TASK DATA start
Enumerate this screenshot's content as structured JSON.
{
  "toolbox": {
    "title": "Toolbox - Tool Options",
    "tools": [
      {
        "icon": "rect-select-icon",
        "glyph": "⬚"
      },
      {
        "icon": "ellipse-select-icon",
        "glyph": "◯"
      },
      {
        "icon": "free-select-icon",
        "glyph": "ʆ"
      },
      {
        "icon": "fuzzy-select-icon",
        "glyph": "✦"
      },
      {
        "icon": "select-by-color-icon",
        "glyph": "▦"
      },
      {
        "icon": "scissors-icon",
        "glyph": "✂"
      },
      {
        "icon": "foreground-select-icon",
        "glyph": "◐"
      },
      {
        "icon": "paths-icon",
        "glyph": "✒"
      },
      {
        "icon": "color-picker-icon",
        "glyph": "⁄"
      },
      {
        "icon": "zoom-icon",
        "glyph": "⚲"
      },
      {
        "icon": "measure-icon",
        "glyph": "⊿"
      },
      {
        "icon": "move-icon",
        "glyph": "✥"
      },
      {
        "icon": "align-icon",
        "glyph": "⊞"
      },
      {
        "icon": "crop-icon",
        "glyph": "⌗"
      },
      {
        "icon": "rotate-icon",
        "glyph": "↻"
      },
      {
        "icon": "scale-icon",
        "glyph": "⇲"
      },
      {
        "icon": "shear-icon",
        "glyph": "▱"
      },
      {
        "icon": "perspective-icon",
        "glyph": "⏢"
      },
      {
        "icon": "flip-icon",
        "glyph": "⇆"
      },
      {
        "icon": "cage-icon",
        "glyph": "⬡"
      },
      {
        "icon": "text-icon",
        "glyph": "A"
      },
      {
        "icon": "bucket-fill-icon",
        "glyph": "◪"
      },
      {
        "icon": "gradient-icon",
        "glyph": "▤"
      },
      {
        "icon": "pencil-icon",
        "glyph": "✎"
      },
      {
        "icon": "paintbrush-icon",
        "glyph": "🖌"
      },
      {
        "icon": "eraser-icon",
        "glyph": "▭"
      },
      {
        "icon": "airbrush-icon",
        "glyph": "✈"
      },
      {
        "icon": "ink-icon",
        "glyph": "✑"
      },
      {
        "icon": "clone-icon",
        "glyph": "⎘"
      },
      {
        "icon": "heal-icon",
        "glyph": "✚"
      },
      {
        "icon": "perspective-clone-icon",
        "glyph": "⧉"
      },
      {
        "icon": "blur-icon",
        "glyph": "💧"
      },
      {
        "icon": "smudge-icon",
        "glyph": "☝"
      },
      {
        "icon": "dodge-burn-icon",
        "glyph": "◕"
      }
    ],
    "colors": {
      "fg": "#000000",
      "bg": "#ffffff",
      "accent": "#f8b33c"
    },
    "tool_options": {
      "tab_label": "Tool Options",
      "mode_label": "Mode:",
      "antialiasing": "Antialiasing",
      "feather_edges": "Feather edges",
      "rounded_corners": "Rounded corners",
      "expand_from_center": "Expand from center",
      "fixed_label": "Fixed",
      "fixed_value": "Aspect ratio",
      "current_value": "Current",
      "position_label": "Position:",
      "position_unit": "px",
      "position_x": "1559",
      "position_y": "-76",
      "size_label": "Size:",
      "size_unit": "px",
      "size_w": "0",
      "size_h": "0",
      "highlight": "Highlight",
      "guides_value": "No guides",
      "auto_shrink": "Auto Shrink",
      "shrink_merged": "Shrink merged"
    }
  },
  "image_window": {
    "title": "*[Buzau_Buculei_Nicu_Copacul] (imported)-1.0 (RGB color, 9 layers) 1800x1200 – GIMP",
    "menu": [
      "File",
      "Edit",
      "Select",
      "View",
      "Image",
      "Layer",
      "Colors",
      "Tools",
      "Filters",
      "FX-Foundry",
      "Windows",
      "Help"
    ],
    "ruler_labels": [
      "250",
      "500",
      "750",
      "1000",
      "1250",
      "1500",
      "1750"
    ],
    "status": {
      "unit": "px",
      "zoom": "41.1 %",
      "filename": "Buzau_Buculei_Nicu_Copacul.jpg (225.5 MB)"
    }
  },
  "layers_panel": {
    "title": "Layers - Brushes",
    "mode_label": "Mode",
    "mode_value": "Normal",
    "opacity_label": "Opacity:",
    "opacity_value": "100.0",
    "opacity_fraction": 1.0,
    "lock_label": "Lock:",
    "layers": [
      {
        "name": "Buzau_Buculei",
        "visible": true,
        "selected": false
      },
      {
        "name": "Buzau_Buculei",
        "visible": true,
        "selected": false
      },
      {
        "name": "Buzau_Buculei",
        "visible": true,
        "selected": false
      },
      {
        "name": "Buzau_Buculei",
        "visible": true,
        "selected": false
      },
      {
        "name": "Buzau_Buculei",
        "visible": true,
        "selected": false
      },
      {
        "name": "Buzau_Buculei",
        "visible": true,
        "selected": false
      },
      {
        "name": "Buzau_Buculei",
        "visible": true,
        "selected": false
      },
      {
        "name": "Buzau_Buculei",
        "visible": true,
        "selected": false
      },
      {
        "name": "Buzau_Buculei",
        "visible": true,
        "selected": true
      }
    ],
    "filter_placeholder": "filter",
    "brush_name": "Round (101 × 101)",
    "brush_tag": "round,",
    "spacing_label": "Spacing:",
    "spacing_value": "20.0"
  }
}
TASK DATA end
* **AIM OF THE TASK**:
Restate the data above word for word, please.

* **FINAL RESULT**:
Enumerate this screenshot's content as structured JSON.
{
  "toolbox": {
    "title": "Toolbox - Tool Options",
    "tools": [
      {
        "icon": "rect-select-icon",
        "glyph": "⬚"
      },
      {
        "icon": "ellipse-select-icon",
        "glyph": "◯"
      },
      {
        "icon": "free-select-icon",
        "glyph": "ʆ"
      },
      {
        "icon": "fuzzy-select-icon",
        "glyph": "✦"
      },
      {
        "icon": "select-by-color-icon",
        "glyph": "▦"
      },
      {
        "icon": "scissors-icon",
        "glyph": "✂"
      },
      {
        "icon": "foreground-select-icon",
        "glyph": "◐"
      },
      {
        "icon": "paths-icon",
        "glyph": "✒"
      },
      {
        "icon": "color-picker-icon",
        "glyph": "⁄"
      },
      {
        "icon": "zoom-icon",
        "glyph": "⚲"
      },
      {
        "icon": "measure-icon",
        "glyph": "⊿"
      },
      {
        "icon": "move-icon",
        "glyph": "✥"
      },
      {
        "icon": "align-icon",
        "glyph": "⊞"
      },
      {
        "icon": "crop-icon",
        "glyph": "⌗"
      },
      {
        "icon": "rotate-icon",
        "glyph": "↻"
      },
      {
        "icon": "scale-icon",
        "glyph": "⇲"
      },
      {
        "icon": "shear-icon",
        "glyph": "▱"
      },
      {
        "icon": "perspective-icon",
        "glyph": "⏢"
      },
      {
        "icon": "flip-icon",
        "glyph": "⇆"
      },
      {
        "icon": "cage-icon",
        "glyph": "⬡"
      },
      {
        "icon": "text-icon",
        "glyph": "A"
      },
      {
        "icon": "bucket-fill-icon",
        "glyph": "◪"
      },
      {
        "icon": "gradient-icon",
        "glyph": "▤"
      },
      {
        "icon": "pencil-icon",
        "glyph": "✎"
      },
      {
        "icon": "paintbrush-icon",
        "glyph": "🖌"
      },
      {
        "icon": "eraser-icon",
        "glyph": "▭"
      },
      {
        "icon": "airbrush-icon",
        "glyph": "✈"
      },
      {
        "icon": "ink-icon",
        "glyph": "✑"
      },
      {
        "icon": "clone-icon",
        "glyph": "⎘"
      },
      {
        "icon": "heal-icon",
        "glyph": "✚"
      },
      {
        "icon": "perspective-clone-icon",
        "glyph": "⧉"
      },
      {
        "icon": "blur-icon",
        "glyph": "💧"
      },
      {
        "icon": "smudge-icon",
        "glyph": "☝"
      },
      {
        "icon": "dodge-burn-icon",
        "glyph": "◕"
      }
    ],
    "colors": {
      "fg": "#000000",
      "bg": "#ffffff",
      "accent": "#f8b33c"
    },
    "tool_options": {
      "tab_label": "Tool Options",
      "mode_label": "Mode:",
      "antialiasing": "Antialiasing",
      "feather_edges": "Feather edges",
      "rounded_corners": "Rounded corners",
      "expand_from_center": "Expand from center",
      "fixed_label": "Fixed",
      "fixed_value": "Aspect ratio",
      "current_value": "Current",
      "position_label": "Position:",
      "position_unit": "px",
      "position_x": "1559",
      "position_y": "-76",
      "size_label": "Size:",
      "size_unit": "px",
      "size_w": "0",
      "size_h": "0",
      "highlight": "Highlight",
      "guides_value": "No guides",
      "auto_shrink": "Auto Shrink",
      "shrink_merged": "Shrink merged"
    }
  },
  "image_window": {
    "title": "*[Buzau_Buculei_Nicu_Copacul] (imported)-1.0 (RGB color, 9 layers) 1800x1200 – GIMP",
    "menu": [
      "File",
      "Edit",
      "Select",
      "View",
      "Image",
      "Layer",
      "Colors",
      "Tools",
      "Filters",
      "FX-Foundry",
      "Windows",
      "Help"
    ],
    "ruler_labels": [
      "250",
      "500",
      "750",
      "1000",
      "1250",
      "1500",
      "1750"
    ],
    "status": {
      "unit": "px",
      "zoom": "41.1 %",
      "filename": "Buzau_Buculei_Nicu_Copacul.jpg (225.5 MB)"
    }
  },
  "layers_panel": {
    "title": "Layers - Brushes",
    "mode_label": "Mode",
    "mode_value": "Normal",
    "opacity_label": "Opacity:",
    "opacity_value": "100.0",
    "opacity_fraction": 1.0,
    "lock_label": "Lock:",
    "layers": [
      {
        "name": "Buzau_Buculei",
        "visible": true,
        "selected": false
      },
      {
        "name": "Buzau_Buculei",
        "visible": true,
        "selected": false
      },
      {
        "name": "Buzau_Buculei",
        "visible": true,
        "selected": false
      },
      {
        "name": "Buzau_Buculei",
        "visible": true,
        "selected": false
      },
      {
        "name": "Buzau_Buculei",
        "visible": true,
        "selected": false
      },
      {
        "name": "Buzau_Buculei",
        "visible": true,
        "selected": false
      },
      {
        "name": "Buzau_Buculei",
        "visible": true,
        "selected": false
      },
      {
        "name": "Buzau_Buculei",
        "visible": true,
        "selected": false
      },
      {
        "name": "Buzau_Buculei",
        "visible": true,
        "selected": true
      }
    ],
    "filter_placeholder": "filter",
    "brush_name": "Round (101 × 101)",
    "brush_tag": "round,",
    "spacing_label": "Spacing:",
    "spacing_value": "20.0"
  }
}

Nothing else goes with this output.